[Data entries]
◇ ◇ ◇ ◇ ◇

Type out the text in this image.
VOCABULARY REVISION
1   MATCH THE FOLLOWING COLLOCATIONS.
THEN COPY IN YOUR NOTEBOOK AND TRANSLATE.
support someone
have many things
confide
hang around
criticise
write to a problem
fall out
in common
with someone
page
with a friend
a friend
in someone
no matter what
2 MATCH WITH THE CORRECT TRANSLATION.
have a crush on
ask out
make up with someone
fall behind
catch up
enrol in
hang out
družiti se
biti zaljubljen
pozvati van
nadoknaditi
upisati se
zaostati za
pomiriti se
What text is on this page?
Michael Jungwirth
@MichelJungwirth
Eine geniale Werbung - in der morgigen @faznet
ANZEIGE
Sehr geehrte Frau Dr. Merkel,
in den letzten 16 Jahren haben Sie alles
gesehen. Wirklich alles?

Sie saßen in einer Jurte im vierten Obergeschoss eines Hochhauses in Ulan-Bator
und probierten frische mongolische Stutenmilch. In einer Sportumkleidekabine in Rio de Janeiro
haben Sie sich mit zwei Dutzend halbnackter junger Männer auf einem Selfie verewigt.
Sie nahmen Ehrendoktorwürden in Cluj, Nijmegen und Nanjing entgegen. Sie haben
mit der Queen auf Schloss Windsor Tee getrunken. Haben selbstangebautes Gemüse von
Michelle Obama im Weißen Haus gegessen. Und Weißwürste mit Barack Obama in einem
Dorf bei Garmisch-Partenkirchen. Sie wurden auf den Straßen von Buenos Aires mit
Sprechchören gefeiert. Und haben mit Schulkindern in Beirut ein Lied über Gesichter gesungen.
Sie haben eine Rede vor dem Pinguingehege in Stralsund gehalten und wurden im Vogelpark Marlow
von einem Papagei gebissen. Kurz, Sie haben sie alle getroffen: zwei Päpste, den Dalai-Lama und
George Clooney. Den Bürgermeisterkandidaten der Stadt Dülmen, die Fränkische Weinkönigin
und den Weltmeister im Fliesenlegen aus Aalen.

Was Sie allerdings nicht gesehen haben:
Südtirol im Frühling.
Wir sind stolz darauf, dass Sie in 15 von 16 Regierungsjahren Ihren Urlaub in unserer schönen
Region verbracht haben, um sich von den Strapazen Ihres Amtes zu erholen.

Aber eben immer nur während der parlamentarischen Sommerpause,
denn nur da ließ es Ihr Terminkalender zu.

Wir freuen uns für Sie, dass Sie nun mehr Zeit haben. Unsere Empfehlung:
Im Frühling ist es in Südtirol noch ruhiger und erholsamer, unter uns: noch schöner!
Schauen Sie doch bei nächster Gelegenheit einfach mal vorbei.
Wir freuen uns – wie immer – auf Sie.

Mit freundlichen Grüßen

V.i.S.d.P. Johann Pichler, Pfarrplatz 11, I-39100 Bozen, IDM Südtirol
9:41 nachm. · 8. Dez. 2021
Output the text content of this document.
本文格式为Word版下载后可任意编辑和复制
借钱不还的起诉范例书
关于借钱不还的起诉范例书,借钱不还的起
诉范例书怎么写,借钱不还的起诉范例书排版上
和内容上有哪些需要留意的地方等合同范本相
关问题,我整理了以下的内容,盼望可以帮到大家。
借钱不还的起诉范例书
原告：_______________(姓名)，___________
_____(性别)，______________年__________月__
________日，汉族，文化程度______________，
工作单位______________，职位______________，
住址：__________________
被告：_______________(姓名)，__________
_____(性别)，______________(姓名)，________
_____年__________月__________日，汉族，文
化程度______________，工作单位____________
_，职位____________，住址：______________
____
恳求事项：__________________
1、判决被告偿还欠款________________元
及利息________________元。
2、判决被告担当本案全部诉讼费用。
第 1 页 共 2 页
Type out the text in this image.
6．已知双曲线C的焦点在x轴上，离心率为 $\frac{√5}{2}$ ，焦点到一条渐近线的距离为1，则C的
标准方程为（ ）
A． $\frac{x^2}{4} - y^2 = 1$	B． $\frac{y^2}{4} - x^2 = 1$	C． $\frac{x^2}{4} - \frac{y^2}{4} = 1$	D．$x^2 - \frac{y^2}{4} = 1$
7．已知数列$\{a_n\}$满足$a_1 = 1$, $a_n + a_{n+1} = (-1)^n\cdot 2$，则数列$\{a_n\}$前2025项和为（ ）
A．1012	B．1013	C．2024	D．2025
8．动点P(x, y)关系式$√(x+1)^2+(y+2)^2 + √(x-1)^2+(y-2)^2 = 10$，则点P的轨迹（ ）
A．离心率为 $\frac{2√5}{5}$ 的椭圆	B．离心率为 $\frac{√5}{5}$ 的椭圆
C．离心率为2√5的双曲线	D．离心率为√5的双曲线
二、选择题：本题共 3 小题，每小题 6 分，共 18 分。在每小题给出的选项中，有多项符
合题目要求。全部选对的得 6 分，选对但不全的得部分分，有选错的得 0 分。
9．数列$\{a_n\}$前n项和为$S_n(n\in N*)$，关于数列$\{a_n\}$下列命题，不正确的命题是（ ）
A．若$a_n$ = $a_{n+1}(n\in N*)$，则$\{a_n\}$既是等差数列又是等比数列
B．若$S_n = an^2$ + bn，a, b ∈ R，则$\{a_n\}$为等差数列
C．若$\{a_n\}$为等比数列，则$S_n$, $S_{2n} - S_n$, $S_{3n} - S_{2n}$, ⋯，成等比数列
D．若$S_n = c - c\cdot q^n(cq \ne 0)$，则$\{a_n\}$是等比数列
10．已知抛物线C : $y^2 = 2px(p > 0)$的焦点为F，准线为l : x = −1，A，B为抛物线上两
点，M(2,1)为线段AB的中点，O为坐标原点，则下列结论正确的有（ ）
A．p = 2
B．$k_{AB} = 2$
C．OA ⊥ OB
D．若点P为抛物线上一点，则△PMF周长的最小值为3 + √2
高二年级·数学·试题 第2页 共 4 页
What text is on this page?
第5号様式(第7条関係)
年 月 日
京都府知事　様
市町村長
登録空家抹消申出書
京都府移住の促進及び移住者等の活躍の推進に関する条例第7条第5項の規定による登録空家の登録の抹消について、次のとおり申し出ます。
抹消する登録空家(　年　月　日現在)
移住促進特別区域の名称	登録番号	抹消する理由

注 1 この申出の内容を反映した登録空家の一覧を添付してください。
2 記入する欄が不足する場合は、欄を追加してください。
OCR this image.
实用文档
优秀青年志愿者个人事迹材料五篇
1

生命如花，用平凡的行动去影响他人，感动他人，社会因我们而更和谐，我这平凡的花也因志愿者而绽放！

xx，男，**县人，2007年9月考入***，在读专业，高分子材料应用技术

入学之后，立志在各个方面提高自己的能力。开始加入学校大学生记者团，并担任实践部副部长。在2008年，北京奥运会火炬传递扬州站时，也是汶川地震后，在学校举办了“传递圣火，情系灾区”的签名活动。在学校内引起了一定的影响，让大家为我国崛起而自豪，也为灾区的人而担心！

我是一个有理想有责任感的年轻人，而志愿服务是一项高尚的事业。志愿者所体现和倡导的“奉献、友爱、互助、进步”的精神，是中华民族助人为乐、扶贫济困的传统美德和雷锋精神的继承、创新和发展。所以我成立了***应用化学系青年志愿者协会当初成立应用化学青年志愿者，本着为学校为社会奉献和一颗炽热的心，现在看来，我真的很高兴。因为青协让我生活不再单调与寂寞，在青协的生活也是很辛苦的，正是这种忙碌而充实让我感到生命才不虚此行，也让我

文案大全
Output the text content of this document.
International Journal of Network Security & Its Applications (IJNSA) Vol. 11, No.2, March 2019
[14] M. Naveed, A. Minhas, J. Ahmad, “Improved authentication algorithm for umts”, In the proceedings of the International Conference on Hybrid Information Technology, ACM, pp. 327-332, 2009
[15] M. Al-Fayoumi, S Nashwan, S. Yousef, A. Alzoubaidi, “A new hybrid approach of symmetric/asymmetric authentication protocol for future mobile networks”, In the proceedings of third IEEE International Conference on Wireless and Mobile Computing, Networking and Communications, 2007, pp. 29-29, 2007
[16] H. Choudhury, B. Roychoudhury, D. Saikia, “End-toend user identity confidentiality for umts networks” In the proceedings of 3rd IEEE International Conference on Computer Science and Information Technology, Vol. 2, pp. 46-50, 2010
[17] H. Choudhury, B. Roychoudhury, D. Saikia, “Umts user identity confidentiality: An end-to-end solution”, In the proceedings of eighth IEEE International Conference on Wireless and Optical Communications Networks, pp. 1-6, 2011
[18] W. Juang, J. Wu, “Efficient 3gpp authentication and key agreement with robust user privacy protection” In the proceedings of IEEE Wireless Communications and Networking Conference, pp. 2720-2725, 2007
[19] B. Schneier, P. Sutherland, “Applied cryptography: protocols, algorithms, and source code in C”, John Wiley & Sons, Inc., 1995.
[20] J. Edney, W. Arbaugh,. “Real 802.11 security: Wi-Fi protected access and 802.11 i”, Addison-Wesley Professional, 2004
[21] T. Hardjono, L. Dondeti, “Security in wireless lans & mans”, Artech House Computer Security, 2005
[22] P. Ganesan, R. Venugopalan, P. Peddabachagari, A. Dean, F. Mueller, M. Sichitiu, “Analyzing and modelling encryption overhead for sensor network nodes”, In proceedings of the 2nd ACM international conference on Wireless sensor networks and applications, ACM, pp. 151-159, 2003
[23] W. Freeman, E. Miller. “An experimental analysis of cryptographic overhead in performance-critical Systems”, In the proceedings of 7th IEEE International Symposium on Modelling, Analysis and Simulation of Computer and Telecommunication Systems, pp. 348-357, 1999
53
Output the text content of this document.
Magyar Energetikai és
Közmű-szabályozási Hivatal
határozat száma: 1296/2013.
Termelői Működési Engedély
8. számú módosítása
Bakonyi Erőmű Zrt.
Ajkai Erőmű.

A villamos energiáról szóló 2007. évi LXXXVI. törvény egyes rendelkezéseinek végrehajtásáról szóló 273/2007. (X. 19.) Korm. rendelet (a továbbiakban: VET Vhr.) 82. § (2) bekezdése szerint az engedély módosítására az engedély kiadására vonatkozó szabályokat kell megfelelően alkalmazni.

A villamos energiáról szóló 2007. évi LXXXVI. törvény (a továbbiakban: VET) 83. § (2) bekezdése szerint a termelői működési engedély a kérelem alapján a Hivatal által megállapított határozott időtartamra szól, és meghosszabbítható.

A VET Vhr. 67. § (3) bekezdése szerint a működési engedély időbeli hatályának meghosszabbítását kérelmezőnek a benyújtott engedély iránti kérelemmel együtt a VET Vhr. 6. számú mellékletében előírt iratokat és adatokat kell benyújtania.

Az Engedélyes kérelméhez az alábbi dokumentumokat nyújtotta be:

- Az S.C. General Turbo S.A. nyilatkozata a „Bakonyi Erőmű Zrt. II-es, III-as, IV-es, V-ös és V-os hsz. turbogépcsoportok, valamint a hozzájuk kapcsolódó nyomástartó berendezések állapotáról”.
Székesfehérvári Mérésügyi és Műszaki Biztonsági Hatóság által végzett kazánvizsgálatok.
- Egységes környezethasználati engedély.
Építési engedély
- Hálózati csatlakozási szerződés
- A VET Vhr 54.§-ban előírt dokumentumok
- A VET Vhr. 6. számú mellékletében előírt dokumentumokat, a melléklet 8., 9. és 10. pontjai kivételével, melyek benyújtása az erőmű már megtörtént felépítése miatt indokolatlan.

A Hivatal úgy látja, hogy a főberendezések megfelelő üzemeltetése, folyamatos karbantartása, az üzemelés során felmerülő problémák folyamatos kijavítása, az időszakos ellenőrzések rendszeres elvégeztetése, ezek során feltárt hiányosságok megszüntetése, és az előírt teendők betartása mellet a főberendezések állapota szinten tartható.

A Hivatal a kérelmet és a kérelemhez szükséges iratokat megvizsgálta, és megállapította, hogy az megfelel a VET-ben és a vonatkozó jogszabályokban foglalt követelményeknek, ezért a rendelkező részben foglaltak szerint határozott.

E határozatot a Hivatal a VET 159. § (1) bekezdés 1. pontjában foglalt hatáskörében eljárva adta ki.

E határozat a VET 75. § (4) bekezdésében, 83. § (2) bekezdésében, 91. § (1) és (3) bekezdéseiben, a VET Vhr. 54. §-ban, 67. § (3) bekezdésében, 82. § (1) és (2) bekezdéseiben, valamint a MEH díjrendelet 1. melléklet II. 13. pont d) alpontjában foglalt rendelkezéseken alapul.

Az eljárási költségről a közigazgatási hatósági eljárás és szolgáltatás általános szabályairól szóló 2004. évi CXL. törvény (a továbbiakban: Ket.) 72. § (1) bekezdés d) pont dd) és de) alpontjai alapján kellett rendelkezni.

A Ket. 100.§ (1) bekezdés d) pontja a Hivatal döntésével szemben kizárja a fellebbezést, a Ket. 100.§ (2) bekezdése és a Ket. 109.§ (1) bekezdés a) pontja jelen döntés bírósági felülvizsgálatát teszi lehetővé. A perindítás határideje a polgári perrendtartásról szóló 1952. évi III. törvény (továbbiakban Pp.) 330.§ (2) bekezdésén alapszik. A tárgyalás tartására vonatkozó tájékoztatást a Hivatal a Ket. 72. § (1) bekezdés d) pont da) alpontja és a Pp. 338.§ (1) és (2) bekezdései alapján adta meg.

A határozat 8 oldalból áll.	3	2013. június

◇ ◇ ◇ ◇ ◇

> _Task instructions_:
Where a line contains the string "zwei", extract that line.

> _Full answer_:
haben Sie sich mit zwei Dutzend halbnackter junger Männer auf einem Selfie verewigt.
von einem Papagei gebissen. Kurz, Sie haben sie alle getroffen: zwei Päpste, den Dalai-Lama und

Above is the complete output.